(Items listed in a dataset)
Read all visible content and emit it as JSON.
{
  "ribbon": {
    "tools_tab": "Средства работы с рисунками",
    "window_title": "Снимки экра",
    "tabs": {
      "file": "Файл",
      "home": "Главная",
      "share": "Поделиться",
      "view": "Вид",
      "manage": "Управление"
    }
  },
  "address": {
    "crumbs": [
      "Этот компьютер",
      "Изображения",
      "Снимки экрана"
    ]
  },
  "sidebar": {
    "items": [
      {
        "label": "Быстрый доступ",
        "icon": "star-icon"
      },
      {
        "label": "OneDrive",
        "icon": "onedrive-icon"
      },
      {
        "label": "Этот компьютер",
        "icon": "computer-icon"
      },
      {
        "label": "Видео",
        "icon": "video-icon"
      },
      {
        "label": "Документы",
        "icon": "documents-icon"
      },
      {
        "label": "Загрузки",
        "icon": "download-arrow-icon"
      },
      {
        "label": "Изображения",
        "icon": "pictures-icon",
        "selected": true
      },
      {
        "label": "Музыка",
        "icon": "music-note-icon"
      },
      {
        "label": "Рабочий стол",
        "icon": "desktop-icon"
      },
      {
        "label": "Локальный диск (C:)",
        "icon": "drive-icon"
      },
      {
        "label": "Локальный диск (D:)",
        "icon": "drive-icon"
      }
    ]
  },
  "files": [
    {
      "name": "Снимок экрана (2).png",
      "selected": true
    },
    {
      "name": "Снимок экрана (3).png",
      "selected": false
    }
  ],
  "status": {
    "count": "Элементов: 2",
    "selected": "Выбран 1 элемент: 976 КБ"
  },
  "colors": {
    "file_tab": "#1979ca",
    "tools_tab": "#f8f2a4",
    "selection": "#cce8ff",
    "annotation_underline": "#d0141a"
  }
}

--

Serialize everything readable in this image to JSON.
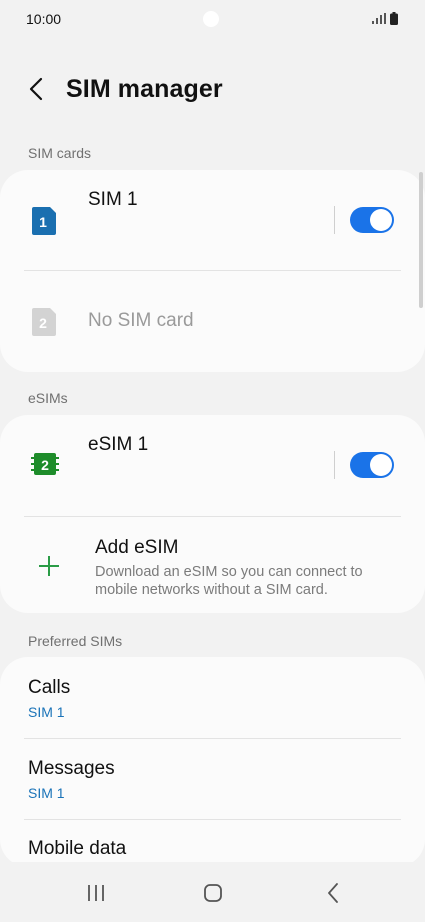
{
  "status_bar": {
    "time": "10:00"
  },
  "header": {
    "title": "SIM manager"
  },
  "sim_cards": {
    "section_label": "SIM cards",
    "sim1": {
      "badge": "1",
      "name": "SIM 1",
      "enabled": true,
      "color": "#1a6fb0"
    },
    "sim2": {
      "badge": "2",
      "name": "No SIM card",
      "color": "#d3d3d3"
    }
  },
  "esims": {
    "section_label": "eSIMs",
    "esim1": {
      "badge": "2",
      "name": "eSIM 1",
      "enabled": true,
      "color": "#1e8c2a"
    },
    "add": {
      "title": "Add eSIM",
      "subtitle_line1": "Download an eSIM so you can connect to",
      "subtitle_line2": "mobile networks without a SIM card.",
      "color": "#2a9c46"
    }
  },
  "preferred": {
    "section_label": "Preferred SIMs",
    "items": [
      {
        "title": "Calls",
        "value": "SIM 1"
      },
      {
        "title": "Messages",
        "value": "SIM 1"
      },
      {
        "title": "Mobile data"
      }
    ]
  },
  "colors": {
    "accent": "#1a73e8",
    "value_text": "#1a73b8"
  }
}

▸ Exercise requirements
Each line that has the word "JSON" should be copied.

▸ Exercise response
Read all visible content and emit it as JSON.
Serialize everything readable in this image to JSON.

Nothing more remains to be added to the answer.